▸ Chart and figure data:

....................

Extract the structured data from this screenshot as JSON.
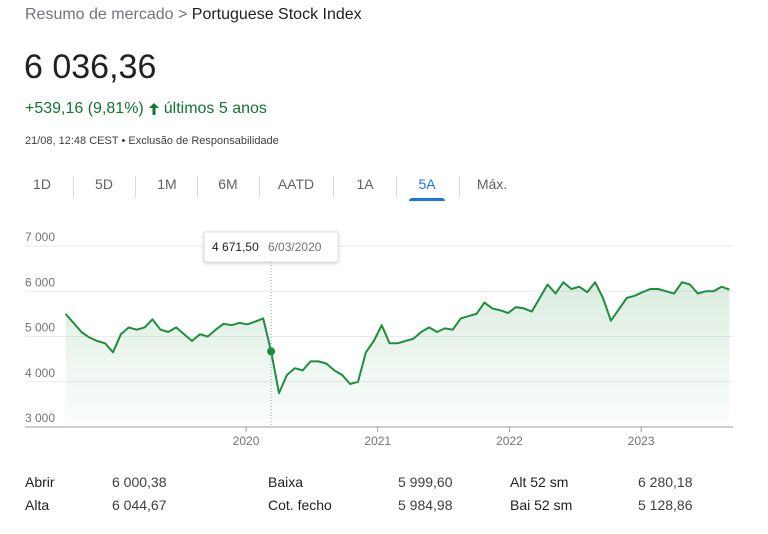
{
  "breadcrumb": {
    "parent": "Resumo de mercado >",
    "current": "Portuguese Stock Index"
  },
  "price": "6 036,36",
  "change": "+539,16 (9,81%)",
  "period": "últimos 5 anos",
  "timestamp": "21/08, 12:48 CEST",
  "separator": "•",
  "disclaimer": "Exclusão de Responsabilidade",
  "tabs": [
    "1D",
    "5D",
    "1M",
    "6M",
    "AATD",
    "1A",
    "5A",
    "Máx."
  ],
  "selected_tab_index": 6,
  "stats": [
    [
      {
        "label": "Abrir",
        "value": "6 000,38"
      },
      {
        "label": "Baixa",
        "value": "5 999,60"
      },
      {
        "label": "Alt 52 sm",
        "value": "6 280,18"
      }
    ],
    [
      {
        "label": "Alta",
        "value": "6 044,67"
      },
      {
        "label": "Cot. fecho",
        "value": "5 984,98"
      },
      {
        "label": "Bai 52 sm",
        "value": "5 128,86"
      }
    ]
  ],
  "chart_data": {
    "type": "line",
    "color": "#1e8e3e",
    "area": true,
    "grid": true,
    "x": [
      2018.63,
      2018.69,
      2018.75,
      2018.81,
      2018.87,
      2018.93,
      2018.99,
      2019.05,
      2019.11,
      2019.17,
      2019.23,
      2019.29,
      2019.35,
      2019.41,
      2019.47,
      2019.53,
      2019.59,
      2019.65,
      2019.71,
      2019.77,
      2019.83,
      2019.89,
      2019.95,
      2020.01,
      2020.07,
      2020.13,
      2020.19,
      2020.25,
      2020.31,
      2020.37,
      2020.43,
      2020.49,
      2020.55,
      2020.61,
      2020.67,
      2020.73,
      2020.79,
      2020.85,
      2020.91,
      2020.97,
      2021.03,
      2021.09,
      2021.15,
      2021.21,
      2021.27,
      2021.33,
      2021.39,
      2021.45,
      2021.51,
      2021.57,
      2021.63,
      2021.69,
      2021.75,
      2021.81,
      2021.87,
      2021.93,
      2021.99,
      2022.05,
      2022.11,
      2022.17,
      2022.23,
      2022.29,
      2022.35,
      2022.41,
      2022.47,
      2022.53,
      2022.59,
      2022.65,
      2022.71,
      2022.77,
      2022.83,
      2022.89,
      2022.95,
      2023.01,
      2023.07,
      2023.13,
      2023.19,
      2023.25,
      2023.31,
      2023.37,
      2023.43,
      2023.49,
      2023.55,
      2023.61,
      2023.67
    ],
    "values": [
      5500,
      5300,
      5100,
      4980,
      4900,
      4850,
      4650,
      5050,
      5200,
      5150,
      5200,
      5380,
      5150,
      5100,
      5200,
      5050,
      4900,
      5050,
      5000,
      5150,
      5280,
      5250,
      5300,
      5270,
      5330,
      5400,
      4671.5,
      3750,
      4150,
      4300,
      4250,
      4450,
      4450,
      4400,
      4250,
      4150,
      3950,
      4000,
      4650,
      4900,
      5250,
      4850,
      4850,
      4900,
      4950,
      5100,
      5200,
      5100,
      5180,
      5150,
      5400,
      5450,
      5500,
      5750,
      5620,
      5580,
      5520,
      5650,
      5620,
      5550,
      5850,
      6150,
      5950,
      6200,
      6050,
      6100,
      5980,
      6200,
      5850,
      5350,
      5600,
      5850,
      5900,
      5980,
      6050,
      6050,
      6000,
      5950,
      6200,
      6150,
      5950,
      6000,
      6000,
      6100,
      6036.36
    ],
    "xlim": [
      2018.63,
      2023.67
    ],
    "xticks": [
      2020,
      2021,
      2022,
      2023
    ],
    "ylim": [
      3000,
      7000
    ],
    "yticks": [
      {
        "value": 3000,
        "label": "3 000"
      },
      {
        "value": 4000,
        "label": "4 000"
      },
      {
        "value": 5000,
        "label": "5 000"
      },
      {
        "value": 6000,
        "label": "6 000"
      },
      {
        "value": 7000,
        "label": "7 000"
      }
    ],
    "tooltip": {
      "x": 2020.19,
      "y": 4671.5,
      "label": "4 671,50",
      "date": "6/03/2020"
    }
  }
}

....................

▸ WHAT THE TASK REQUIRES: Reproduce the entries exactly. Do not carry over any picture.

▸ RESULT OF THIS TASK:
Extract the structured data from this screenshot as JSON.
{
  "breadcrumb": {
    "parent": "Resumo de mercado >",
    "current": "Portuguese Stock Index"
  },
  "price": "6 036,36",
  "change": "+539,16 (9,81%)",
  "period": "últimos 5 anos",
  "timestamp": "21/08, 12:48 CEST",
  "separator": "•",
  "disclaimer": "Exclusão de Responsabilidade",
  "tabs": [
    "1D",
    "5D",
    "1M",
    "6M",
    "AATD",
    "1A",
    "5A",
    "Máx."
  ],
  "selected_tab_index": 6,
  "stats": [
    [
      {
        "label": "Abrir",
        "value": "6 000,38"
      },
      {
        "label": "Baixa",
        "value": "5 999,60"
      },
      {
        "label": "Alt 52 sm",
        "value": "6 280,18"
      }
    ],
    [
      {
        "label": "Alta",
        "value": "6 044,67"
      },
      {
        "label": "Cot. fecho",
        "value": "5 984,98"
      },
      {
        "label": "Bai 52 sm",
        "value": "5 128,86"
      }
    ]
  ],
  "chart_data": {
    "type": "line",
    "color": "#1e8e3e",
    "area": true,
    "grid": true,
    "x": [
      2018.63,
      2018.69,
      2018.75,
      2018.81,
      2018.87,
      2018.93,
      2018.99,
      2019.05,
      2019.11,
      2019.17,
      2019.23,
      2019.29,
      2019.35,
      2019.41,
      2019.47,
      2019.53,
      2019.59,
      2019.65,
      2019.71,
      2019.77,
      2019.83,
      2019.89,
      2019.95,
      2020.01,
      2020.07,
      2020.13,
      2020.19,
      2020.25,
      2020.31,
      2020.37,
      2020.43,
      2020.49,
      2020.55,
      2020.61,
      2020.67,
      2020.73,
      2020.79,
      2020.85,
      2020.91,
      2020.97,
      2021.03,
      2021.09,
      2021.15,
      2021.21,
      2021.27,
      2021.33,
      2021.39,
      2021.45,
      2021.51,
      2021.57,
      2021.63,
      2021.69,
      2021.75,
      2021.81,
      2021.87,
      2021.93,
      2021.99,
      2022.05,
      2022.11,
      2022.17,
      2022.23,
      2022.29,
      2022.35,
      2022.41,
      2022.47,
      2022.53,
      2022.59,
      2022.65,
      2022.71,
      2022.77,
      2022.83,
      2022.89,
      2022.95,
      2023.01,
      2023.07,
      2023.13,
      2023.19,
      2023.25,
      2023.31,
      2023.37,
      2023.43,
      2023.49,
      2023.55,
      2023.61,
      2023.67
    ],
    "values": [
      5500,
      5300,
      5100,
      4980,
      4900,
      4850,
      4650,
      5050,
      5200,
      5150,
      5200,
      5380,
      5150,
      5100,
      5200,
      5050,
      4900,
      5050,
      5000,
      5150,
      5280,
      5250,
      5300,
      5270,
      5330,
      5400,
      4671.5,
      3750,
      4150,
      4300,
      4250,
      4450,
      4450,
      4400,
      4250,
      4150,
      3950,
      4000,
      4650,
      4900,
      5250,
      4850,
      4850,
      4900,
      4950,
      5100,
      5200,
      5100,
      5180,
      5150,
      5400,
      5450,
      5500,
      5750,
      5620,
      5580,
      5520,
      5650,
      5620,
      5550,
      5850,
      6150,
      5950,
      6200,
      6050,
      6100,
      5980,
      6200,
      5850,
      5350,
      5600,
      5850,
      5900,
      5980,
      6050,
      6050,
      6000,
      5950,
      6200,
      6150,
      5950,
      6000,
      6000,
      6100,
      6036.36
    ],
    "xlim": [
      2018.63,
      2023.67
    ],
    "xticks": [
      2020,
      2021,
      2022,
      2023
    ],
    "ylim": [
      3000,
      7000
    ],
    "yticks": [
      {
        "value": 3000,
        "label": "3 000"
      },
      {
        "value": 4000,
        "label": "4 000"
      },
      {
        "value": 5000,
        "label": "5 000"
      },
      {
        "value": 6000,
        "label": "6 000"
      },
      {
        "value": 7000,
        "label": "7 000"
      }
    ],
    "tooltip": {
      "x": 2020.19,
      "y": 4671.5,
      "label": "4 671,50",
      "date": "6/03/2020"
    }
  }
}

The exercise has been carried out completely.